Exercise instructions
Tally the lines with the word "screenshot" and report the number alone.

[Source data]
──────────────────────────────

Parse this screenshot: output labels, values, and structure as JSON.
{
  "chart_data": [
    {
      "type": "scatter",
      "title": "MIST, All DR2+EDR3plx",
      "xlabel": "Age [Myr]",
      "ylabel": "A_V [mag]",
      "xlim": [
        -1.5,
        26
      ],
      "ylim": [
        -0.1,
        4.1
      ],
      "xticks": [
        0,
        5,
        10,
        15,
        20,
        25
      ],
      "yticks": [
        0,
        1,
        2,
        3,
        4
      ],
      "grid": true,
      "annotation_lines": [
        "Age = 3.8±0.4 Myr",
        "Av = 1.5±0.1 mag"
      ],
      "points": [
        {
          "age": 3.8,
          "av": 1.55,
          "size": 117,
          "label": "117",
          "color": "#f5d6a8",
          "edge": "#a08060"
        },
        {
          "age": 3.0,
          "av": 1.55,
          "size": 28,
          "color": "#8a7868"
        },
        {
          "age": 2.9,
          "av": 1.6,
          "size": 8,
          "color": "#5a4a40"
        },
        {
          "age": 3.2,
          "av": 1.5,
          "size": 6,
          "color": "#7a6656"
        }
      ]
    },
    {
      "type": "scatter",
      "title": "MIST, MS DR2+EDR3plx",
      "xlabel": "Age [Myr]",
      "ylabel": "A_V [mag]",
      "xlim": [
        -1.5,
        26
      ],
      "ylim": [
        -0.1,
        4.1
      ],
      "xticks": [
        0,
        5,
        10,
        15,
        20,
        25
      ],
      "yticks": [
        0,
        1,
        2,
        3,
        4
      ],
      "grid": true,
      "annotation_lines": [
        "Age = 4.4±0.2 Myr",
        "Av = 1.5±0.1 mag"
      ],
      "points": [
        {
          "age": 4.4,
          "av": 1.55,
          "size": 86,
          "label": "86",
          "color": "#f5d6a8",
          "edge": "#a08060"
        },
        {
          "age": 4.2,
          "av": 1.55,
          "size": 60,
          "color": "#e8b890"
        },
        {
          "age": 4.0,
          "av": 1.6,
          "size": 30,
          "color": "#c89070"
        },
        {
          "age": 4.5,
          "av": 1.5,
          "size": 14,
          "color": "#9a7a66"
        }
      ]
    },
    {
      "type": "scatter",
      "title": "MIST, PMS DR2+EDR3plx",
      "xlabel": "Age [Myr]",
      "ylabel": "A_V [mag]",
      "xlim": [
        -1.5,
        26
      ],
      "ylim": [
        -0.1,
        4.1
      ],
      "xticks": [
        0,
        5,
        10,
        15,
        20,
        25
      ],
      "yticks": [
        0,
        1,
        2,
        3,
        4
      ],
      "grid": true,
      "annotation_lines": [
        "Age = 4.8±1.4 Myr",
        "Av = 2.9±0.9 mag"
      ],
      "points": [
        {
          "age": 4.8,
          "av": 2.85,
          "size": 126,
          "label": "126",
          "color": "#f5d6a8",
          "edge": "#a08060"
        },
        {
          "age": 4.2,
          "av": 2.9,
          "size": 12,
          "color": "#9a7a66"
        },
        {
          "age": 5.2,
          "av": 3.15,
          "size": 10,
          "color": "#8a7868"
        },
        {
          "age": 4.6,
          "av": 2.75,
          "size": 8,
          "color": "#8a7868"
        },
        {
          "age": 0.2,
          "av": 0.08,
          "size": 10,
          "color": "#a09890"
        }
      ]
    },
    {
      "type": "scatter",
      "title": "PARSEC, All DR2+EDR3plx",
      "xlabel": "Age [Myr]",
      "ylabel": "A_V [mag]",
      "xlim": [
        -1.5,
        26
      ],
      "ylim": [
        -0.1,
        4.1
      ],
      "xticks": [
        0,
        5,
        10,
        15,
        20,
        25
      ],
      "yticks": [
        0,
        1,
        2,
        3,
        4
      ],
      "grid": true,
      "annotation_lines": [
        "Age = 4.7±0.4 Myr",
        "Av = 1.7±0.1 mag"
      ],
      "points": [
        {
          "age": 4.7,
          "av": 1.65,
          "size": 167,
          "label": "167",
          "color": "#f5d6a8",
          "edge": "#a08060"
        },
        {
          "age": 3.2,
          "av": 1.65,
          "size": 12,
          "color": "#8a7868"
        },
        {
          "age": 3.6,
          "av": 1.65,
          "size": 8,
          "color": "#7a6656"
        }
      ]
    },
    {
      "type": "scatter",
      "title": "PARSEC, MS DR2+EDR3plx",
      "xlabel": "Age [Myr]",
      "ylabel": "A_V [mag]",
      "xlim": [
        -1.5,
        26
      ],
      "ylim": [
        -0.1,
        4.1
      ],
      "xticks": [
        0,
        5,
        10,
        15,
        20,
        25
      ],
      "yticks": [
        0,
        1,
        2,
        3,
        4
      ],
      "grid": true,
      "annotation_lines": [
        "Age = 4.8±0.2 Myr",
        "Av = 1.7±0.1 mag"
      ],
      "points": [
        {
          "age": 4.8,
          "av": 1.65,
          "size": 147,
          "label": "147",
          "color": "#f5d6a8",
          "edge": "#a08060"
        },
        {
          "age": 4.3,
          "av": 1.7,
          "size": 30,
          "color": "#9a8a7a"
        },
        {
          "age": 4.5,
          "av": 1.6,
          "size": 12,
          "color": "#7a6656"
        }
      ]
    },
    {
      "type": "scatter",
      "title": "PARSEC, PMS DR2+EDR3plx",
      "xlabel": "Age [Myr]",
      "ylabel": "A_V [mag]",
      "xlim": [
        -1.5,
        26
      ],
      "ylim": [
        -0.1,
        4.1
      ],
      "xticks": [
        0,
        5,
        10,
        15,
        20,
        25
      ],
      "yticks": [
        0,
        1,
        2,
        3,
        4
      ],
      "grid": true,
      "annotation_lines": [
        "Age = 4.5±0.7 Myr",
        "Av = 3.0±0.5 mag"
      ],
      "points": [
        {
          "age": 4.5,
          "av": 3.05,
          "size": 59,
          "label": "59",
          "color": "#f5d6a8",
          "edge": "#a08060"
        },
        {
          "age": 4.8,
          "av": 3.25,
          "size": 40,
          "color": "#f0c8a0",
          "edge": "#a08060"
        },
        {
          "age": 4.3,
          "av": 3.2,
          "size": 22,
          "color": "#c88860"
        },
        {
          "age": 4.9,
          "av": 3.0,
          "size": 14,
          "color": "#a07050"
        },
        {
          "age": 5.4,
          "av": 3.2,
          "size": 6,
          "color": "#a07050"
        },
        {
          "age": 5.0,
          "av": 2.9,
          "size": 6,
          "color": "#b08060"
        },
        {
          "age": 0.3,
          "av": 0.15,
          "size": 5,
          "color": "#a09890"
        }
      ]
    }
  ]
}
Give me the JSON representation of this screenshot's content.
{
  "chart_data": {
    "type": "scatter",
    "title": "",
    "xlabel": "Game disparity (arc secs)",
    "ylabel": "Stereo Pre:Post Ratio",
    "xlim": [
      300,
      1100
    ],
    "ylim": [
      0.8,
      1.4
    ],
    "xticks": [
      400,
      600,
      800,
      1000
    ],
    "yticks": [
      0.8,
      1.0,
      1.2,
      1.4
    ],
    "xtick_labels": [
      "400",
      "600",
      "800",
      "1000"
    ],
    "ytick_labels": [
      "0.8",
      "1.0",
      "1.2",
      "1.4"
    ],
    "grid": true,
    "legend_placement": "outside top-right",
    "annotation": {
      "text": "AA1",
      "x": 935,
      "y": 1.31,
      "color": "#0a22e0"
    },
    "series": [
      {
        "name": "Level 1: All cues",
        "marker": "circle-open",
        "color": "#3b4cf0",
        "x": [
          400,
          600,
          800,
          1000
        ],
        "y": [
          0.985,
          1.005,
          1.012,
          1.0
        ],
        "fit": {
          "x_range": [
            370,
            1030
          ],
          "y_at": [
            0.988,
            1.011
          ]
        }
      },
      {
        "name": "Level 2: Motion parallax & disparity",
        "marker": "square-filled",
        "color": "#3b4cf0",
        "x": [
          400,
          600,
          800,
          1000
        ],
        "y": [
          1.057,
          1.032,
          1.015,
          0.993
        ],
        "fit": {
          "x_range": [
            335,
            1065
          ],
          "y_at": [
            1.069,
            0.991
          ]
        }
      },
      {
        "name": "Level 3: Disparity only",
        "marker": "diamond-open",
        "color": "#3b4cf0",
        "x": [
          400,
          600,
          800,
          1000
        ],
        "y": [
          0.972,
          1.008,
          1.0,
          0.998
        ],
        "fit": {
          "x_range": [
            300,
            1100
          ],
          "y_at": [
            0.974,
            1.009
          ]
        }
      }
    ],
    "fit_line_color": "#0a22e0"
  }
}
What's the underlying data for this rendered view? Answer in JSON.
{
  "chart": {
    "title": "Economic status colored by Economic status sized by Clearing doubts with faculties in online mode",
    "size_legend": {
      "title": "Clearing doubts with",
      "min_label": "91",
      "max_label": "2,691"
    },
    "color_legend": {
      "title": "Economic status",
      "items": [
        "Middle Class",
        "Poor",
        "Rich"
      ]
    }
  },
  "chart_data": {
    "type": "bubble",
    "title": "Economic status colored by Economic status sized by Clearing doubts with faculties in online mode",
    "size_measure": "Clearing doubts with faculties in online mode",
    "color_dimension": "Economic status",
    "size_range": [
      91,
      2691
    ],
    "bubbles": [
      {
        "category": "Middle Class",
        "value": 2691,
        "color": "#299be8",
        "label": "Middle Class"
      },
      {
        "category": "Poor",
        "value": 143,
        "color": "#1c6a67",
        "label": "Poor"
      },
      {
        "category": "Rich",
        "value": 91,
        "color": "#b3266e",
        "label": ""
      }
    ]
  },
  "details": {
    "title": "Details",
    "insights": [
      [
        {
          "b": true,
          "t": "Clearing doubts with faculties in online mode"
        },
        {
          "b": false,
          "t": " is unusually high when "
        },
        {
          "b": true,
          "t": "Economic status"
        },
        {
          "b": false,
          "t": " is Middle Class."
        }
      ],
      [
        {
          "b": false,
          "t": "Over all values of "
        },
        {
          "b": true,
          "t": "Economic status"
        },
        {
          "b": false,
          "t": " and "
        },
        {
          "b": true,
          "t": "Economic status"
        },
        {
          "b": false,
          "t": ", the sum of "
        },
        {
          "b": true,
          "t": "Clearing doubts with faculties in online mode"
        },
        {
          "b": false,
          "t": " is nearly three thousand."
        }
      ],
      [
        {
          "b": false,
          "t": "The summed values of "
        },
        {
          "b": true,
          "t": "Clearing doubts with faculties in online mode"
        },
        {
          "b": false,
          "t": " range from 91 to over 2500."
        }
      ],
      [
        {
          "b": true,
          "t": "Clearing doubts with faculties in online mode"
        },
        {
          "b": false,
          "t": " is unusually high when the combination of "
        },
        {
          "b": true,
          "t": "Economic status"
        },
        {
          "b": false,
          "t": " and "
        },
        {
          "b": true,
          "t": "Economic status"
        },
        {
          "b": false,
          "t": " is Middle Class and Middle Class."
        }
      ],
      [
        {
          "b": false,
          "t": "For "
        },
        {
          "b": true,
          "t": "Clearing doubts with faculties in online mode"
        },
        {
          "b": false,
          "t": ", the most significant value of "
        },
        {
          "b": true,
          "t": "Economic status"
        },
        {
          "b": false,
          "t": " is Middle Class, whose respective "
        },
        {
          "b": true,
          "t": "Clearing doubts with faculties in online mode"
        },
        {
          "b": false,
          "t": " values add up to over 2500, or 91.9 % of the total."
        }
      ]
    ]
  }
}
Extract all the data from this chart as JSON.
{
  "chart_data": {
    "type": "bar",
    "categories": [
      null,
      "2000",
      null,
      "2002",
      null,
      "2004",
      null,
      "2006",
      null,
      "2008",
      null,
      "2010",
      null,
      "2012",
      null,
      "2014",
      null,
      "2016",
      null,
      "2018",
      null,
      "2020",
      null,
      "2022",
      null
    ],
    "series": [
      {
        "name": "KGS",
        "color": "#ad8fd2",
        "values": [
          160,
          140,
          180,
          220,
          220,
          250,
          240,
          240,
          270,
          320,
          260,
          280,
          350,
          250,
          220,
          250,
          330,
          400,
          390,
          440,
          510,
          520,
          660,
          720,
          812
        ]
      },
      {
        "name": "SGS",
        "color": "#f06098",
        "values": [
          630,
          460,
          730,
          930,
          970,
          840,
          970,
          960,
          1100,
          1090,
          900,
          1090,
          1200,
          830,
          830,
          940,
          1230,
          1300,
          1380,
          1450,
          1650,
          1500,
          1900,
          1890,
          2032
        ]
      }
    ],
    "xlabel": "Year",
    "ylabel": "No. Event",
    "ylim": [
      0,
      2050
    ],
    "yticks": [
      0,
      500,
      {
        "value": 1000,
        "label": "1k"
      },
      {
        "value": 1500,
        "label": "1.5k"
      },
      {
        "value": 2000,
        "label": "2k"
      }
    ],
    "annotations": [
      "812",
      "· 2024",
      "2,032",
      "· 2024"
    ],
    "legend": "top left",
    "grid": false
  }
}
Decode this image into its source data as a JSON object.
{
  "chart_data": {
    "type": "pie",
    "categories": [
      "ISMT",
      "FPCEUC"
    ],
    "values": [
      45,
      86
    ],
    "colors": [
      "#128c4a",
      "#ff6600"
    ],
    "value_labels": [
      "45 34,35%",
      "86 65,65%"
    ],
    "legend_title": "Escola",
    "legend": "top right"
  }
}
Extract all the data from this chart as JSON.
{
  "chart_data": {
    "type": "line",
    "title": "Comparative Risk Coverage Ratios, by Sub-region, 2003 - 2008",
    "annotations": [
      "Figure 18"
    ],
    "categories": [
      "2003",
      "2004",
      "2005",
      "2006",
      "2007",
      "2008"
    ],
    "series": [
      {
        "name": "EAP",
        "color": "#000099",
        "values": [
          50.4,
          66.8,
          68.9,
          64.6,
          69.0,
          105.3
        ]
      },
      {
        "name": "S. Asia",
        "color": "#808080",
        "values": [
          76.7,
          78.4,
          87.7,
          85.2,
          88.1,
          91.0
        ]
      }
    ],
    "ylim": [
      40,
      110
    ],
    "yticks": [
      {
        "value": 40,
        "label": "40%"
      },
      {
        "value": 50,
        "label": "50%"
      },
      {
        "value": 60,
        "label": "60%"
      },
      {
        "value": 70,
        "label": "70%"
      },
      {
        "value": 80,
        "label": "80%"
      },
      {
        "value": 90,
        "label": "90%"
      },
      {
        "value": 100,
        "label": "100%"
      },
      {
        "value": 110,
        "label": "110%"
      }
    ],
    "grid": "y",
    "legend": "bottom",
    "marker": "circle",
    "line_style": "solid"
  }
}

──────────────────────────────

Full output
2